(Stored items)
-------
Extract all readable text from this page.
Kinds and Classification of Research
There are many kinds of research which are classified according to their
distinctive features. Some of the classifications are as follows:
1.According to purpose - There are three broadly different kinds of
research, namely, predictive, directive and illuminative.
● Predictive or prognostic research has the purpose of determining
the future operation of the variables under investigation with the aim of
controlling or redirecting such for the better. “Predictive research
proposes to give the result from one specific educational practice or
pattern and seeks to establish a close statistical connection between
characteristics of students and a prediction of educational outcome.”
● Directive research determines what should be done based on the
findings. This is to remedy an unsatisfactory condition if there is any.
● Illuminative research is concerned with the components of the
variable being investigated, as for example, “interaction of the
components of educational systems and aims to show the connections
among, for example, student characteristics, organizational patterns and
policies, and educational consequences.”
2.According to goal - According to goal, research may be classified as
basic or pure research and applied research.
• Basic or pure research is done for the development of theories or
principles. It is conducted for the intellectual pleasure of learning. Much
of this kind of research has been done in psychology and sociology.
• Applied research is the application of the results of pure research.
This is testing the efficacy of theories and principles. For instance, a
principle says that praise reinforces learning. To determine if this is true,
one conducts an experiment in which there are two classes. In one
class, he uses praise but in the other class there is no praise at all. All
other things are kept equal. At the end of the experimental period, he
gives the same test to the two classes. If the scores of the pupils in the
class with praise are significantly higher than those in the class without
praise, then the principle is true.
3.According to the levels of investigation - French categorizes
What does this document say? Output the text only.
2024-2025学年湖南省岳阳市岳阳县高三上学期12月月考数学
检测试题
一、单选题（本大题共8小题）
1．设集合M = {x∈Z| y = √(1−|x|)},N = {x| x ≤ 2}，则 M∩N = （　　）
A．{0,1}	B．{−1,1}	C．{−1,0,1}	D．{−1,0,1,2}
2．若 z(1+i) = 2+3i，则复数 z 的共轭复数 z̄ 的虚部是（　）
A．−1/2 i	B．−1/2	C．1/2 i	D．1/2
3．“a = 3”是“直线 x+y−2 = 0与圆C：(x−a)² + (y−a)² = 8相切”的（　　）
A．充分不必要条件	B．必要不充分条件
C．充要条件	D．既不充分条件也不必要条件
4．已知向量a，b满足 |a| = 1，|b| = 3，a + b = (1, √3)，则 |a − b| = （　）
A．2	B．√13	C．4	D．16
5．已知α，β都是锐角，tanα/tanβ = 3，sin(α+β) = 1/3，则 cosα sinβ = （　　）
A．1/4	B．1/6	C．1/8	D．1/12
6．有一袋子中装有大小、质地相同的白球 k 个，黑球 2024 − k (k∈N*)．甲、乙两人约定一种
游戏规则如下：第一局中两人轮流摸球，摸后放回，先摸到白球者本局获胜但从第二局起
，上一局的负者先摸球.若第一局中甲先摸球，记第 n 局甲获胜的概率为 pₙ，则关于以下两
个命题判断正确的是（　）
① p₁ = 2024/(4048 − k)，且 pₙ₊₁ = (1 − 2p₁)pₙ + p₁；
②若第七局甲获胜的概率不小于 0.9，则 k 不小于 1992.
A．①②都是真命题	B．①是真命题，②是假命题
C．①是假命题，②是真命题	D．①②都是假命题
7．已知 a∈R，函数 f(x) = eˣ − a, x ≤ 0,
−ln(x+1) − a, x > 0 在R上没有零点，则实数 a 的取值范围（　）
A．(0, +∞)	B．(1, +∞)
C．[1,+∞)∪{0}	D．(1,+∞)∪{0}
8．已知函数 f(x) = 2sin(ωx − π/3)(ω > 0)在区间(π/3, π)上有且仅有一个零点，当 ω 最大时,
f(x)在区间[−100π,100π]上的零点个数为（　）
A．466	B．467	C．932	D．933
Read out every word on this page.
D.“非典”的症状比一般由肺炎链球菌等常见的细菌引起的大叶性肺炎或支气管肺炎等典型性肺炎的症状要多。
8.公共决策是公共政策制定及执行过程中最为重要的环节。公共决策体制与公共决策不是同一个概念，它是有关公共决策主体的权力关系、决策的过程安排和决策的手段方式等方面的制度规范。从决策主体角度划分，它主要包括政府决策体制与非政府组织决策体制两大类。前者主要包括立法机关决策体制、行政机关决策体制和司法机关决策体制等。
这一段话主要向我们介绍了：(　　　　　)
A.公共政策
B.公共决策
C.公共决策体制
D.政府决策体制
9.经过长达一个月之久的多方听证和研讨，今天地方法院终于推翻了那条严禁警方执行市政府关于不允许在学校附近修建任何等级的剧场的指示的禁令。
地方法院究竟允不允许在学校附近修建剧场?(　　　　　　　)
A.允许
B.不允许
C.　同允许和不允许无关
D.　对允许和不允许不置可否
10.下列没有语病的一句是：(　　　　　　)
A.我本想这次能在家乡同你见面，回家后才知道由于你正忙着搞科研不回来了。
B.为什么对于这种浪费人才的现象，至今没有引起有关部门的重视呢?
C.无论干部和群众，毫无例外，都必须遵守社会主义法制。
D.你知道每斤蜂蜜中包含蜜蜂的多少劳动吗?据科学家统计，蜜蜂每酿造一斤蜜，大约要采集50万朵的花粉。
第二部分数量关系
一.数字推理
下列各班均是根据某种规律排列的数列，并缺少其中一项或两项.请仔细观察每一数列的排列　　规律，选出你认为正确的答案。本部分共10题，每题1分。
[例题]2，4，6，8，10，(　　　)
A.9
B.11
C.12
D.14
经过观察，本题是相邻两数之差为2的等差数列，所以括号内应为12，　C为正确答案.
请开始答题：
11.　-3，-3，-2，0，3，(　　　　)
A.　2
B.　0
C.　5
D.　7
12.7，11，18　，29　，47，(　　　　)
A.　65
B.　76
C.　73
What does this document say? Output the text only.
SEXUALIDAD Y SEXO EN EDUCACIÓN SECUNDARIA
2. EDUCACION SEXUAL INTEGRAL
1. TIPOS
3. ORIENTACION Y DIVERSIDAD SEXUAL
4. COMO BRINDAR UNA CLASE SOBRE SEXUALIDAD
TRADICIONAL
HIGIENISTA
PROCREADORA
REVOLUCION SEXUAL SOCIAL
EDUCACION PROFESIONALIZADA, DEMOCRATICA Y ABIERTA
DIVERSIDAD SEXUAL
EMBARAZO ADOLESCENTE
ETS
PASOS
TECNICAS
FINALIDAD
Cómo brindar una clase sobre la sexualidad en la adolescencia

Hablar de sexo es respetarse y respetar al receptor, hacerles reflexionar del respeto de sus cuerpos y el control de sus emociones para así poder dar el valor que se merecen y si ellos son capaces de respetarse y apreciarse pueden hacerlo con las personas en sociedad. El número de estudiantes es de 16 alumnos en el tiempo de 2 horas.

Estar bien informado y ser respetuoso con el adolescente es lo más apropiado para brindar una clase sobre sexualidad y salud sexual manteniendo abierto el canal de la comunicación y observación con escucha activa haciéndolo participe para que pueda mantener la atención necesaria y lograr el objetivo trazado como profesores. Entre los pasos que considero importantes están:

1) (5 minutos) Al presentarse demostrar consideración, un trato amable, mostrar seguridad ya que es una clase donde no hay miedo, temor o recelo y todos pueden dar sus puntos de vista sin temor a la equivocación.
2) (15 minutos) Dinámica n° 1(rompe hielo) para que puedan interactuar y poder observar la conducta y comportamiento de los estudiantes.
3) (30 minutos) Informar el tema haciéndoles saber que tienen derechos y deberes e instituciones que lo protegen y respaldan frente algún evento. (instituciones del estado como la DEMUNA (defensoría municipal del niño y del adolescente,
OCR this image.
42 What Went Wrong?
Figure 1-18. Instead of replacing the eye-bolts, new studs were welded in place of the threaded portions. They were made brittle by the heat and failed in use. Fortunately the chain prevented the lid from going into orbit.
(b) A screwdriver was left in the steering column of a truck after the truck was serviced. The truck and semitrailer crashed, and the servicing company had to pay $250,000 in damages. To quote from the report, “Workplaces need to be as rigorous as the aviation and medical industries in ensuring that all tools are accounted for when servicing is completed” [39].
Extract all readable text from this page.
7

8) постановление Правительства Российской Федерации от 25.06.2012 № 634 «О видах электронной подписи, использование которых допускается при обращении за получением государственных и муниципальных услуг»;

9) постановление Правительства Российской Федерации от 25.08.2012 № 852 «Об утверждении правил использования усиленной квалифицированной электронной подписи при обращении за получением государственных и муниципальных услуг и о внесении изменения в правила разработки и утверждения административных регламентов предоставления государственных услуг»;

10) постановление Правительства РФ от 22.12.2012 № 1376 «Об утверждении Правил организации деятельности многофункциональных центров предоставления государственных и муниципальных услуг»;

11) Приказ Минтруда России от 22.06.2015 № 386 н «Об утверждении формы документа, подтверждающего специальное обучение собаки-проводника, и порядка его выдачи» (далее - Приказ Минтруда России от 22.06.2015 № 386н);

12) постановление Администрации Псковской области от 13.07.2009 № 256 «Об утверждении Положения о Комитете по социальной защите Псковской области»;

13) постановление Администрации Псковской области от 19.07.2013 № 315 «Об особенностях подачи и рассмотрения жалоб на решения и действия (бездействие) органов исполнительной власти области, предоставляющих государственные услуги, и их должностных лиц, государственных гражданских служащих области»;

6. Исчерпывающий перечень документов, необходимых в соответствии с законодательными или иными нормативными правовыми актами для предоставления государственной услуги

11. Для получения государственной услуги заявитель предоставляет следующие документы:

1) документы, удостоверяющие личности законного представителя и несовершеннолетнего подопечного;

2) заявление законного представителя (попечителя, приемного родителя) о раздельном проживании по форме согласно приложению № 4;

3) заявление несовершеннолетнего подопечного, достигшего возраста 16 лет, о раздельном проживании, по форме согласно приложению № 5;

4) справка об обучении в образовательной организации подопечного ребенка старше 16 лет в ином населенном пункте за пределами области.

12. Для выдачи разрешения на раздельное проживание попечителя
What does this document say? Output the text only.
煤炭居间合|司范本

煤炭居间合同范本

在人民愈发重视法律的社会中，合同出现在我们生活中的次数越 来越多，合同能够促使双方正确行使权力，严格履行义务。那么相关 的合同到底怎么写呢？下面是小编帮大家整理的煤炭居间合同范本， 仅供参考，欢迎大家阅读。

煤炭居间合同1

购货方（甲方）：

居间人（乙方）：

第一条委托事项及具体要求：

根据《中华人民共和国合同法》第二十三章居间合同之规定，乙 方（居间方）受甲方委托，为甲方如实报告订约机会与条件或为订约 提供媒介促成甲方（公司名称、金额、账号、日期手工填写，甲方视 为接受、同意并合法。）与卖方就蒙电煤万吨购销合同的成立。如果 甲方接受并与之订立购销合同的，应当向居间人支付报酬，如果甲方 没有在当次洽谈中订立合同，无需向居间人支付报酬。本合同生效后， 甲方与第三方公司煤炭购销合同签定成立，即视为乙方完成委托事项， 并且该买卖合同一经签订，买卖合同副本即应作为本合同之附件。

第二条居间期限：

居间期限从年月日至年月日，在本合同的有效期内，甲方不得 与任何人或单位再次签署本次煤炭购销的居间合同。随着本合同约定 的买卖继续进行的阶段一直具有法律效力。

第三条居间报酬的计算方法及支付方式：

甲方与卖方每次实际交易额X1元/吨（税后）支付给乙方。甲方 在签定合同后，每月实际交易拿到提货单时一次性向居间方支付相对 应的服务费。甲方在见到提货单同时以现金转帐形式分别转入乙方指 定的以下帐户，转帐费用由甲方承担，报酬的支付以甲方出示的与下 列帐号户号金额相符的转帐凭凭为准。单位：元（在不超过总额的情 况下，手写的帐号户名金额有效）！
-------
### REQUIREMENT:
Scan the material and collect every line that contains "представителя".

### WRITTEN ANSWER:
1) документы, удостоверяющие личности законного представителя и несовершеннолетнего подопечного;
2) заявление законного представителя (попечителя, приемного родителя) о раздельном проживании по форме согласно приложению № 4;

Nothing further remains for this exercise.